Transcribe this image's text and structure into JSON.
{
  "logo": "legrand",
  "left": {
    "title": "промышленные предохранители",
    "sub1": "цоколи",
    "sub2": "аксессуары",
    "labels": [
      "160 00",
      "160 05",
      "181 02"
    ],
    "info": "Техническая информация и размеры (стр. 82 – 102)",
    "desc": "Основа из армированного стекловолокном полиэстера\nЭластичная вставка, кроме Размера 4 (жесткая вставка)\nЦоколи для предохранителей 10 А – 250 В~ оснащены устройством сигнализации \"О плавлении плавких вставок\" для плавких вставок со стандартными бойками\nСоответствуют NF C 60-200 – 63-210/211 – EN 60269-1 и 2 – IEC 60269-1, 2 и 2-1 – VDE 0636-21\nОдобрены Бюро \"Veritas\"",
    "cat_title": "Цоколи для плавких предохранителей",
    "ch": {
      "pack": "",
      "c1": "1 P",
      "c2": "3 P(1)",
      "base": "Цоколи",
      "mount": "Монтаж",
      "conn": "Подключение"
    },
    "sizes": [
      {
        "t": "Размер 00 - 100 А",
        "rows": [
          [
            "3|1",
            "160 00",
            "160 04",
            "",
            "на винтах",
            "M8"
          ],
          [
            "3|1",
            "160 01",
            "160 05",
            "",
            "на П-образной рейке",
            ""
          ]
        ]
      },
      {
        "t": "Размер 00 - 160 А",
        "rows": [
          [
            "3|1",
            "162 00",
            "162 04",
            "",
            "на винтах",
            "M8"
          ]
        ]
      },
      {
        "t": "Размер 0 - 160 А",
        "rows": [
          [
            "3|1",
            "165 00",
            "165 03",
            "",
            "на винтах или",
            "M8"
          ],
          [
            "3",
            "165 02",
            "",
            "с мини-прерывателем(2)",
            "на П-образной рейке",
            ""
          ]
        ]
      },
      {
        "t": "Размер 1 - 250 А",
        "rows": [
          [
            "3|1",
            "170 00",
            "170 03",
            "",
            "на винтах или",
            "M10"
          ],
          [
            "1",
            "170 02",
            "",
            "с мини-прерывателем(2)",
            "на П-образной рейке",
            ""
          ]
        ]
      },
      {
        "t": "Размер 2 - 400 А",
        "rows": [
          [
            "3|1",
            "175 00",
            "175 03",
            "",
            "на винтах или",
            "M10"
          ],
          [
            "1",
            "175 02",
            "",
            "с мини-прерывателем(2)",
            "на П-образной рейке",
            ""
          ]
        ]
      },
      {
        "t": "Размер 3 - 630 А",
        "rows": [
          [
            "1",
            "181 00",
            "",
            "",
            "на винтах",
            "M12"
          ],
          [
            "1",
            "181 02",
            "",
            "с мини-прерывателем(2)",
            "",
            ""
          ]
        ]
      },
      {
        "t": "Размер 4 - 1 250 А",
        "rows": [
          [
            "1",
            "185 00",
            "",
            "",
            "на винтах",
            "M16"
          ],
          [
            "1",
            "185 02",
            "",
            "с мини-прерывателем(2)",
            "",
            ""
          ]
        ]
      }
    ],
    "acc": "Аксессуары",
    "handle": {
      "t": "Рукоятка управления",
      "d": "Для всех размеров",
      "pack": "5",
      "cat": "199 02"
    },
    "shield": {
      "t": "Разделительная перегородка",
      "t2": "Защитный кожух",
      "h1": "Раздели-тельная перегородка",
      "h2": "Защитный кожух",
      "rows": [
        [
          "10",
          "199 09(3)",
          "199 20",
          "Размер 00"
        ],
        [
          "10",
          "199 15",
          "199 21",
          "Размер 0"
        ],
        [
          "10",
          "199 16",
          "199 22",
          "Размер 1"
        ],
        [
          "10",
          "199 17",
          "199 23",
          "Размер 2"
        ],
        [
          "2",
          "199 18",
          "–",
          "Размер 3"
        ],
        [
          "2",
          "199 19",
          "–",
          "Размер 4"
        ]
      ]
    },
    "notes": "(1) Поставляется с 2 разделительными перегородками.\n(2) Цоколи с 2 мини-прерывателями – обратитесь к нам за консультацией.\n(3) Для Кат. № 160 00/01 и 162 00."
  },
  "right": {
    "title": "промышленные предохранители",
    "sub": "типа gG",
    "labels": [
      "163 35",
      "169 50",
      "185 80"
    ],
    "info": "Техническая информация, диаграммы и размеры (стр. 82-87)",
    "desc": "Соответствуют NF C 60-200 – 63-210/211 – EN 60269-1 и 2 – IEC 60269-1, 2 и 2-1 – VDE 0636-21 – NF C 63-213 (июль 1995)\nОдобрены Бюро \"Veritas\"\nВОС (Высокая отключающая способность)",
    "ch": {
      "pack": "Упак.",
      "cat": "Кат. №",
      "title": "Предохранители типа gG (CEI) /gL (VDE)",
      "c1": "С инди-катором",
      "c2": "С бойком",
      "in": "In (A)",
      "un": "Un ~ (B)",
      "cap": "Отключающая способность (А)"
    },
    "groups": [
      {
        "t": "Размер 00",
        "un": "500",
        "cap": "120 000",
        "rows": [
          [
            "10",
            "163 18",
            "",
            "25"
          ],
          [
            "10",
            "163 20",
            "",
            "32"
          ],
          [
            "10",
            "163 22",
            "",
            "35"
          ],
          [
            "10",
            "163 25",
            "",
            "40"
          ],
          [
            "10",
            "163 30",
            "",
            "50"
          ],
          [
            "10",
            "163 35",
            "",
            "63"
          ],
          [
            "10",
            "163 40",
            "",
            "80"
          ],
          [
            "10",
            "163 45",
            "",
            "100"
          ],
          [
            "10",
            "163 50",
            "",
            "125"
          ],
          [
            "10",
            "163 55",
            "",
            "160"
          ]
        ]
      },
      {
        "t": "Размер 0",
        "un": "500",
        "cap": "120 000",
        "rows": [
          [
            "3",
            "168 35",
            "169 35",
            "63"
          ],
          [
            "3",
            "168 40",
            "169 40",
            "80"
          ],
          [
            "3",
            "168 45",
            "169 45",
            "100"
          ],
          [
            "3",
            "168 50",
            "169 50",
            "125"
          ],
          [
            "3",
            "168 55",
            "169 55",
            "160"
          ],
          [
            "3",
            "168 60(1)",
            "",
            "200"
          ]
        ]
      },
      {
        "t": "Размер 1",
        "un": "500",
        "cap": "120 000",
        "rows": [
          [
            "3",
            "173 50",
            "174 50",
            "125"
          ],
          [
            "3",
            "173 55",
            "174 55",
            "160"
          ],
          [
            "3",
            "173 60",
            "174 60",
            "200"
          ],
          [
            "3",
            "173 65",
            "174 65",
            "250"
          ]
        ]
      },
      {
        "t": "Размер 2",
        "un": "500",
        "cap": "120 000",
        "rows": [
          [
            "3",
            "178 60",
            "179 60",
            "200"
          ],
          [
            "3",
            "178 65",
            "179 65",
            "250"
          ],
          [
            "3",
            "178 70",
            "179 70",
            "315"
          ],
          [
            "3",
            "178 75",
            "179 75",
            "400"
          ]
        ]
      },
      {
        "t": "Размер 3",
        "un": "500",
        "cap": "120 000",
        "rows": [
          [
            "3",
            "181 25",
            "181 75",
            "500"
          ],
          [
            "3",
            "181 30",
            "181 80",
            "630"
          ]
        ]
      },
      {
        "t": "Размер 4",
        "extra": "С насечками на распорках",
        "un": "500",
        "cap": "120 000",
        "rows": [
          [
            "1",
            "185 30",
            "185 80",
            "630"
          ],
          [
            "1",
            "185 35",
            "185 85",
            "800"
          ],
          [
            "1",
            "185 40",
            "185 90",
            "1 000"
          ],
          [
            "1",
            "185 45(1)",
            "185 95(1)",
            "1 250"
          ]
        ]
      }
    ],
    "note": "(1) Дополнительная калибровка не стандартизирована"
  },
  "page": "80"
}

__Work to complete__
Each line with the string "плавких" in it needs to be found and copied.

__Task solution__
    "desc": "Основа из армированного стекловолокном полиэстера\nЭластичная вставка, кроме Размера 4 (жесткая вставка)\nЦоколи для предохранителей 10 А – 250 В~ оснащены устройством сигнализации \"О плавлении плавких вставок\" для плавких вставок со стандартными бойками\nСоответствуют NF C 60-200 – 63-210/211 – EN 60269-1 и 2 – IEC 60269-1, 2 и 2-1 – VDE 0636-21\nОдобрены Бюро \"Veritas\"",
    "cat_title": "Цоколи для плавких предохранителей",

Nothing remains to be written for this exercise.